(Stored data entries)
****************
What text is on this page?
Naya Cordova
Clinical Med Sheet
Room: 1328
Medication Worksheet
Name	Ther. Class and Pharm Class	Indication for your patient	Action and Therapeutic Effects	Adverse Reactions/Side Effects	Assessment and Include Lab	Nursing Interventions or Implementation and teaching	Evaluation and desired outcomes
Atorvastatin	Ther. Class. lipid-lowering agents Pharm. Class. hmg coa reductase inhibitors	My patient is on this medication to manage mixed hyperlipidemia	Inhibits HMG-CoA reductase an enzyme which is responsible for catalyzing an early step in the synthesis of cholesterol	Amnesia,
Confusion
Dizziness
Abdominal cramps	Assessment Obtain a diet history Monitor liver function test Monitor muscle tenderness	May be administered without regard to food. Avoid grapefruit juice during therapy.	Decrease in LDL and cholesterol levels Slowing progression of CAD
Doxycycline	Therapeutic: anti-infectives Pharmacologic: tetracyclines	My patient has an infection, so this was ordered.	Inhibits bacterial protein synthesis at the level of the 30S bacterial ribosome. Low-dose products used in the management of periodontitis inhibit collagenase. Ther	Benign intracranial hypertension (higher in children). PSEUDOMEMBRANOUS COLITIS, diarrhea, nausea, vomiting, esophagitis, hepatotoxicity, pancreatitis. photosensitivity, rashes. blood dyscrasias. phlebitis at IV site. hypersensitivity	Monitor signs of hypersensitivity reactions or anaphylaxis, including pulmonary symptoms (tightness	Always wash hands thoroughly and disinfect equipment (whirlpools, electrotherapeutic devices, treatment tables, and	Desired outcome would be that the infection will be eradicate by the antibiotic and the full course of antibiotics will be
****************
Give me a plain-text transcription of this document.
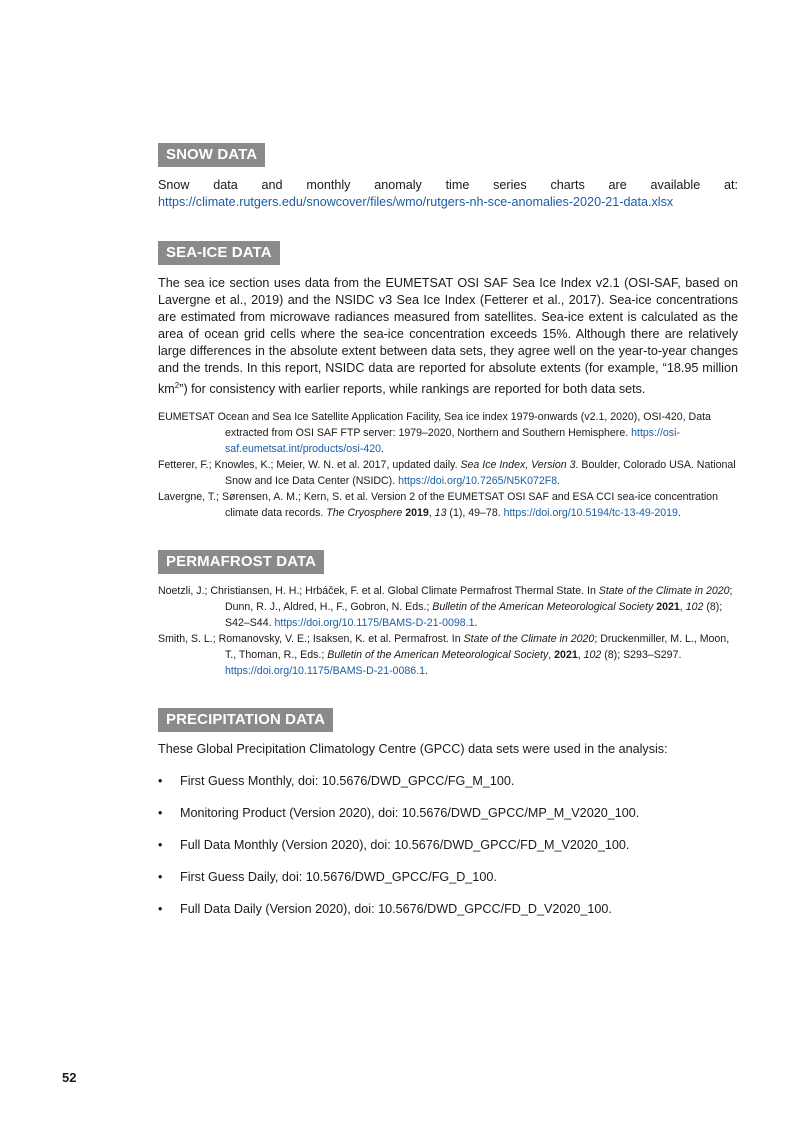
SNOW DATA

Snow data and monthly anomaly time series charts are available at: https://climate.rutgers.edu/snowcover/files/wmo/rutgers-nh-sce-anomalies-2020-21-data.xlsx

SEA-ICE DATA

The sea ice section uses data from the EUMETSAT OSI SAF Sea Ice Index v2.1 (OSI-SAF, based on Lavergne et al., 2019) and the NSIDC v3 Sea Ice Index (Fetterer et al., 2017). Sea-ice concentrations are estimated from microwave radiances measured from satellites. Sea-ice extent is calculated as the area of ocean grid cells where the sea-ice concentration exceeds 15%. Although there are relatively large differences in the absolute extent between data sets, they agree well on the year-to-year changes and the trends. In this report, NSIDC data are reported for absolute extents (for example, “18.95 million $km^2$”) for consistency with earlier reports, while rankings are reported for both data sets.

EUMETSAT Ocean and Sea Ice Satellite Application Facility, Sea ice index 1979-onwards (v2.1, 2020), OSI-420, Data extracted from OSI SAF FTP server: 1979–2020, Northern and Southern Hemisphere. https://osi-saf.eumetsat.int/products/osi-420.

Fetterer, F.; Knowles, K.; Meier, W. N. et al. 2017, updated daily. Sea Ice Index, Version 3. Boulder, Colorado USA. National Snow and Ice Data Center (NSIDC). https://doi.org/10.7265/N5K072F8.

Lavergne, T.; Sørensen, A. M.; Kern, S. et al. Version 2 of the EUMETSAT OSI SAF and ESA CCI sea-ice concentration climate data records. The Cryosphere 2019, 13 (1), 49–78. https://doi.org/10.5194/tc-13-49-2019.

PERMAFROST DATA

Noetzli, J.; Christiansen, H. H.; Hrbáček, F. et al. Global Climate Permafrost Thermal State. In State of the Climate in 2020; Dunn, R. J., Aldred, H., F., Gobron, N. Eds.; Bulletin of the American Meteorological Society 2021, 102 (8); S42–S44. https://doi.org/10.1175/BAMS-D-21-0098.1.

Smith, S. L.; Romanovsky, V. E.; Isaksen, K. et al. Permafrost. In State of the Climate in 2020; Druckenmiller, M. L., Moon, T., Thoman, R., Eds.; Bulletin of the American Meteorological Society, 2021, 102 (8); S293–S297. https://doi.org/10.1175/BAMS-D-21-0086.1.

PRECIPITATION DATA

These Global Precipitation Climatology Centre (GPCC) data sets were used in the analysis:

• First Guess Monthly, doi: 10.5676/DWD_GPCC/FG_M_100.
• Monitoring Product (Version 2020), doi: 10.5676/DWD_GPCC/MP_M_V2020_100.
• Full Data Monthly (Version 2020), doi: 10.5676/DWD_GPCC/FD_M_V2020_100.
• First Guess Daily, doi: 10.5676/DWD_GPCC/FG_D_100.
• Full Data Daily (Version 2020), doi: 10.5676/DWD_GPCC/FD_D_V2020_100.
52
****************
Tally the lines above in which the string "BAMS" occurs, and give the total with nothing added.

2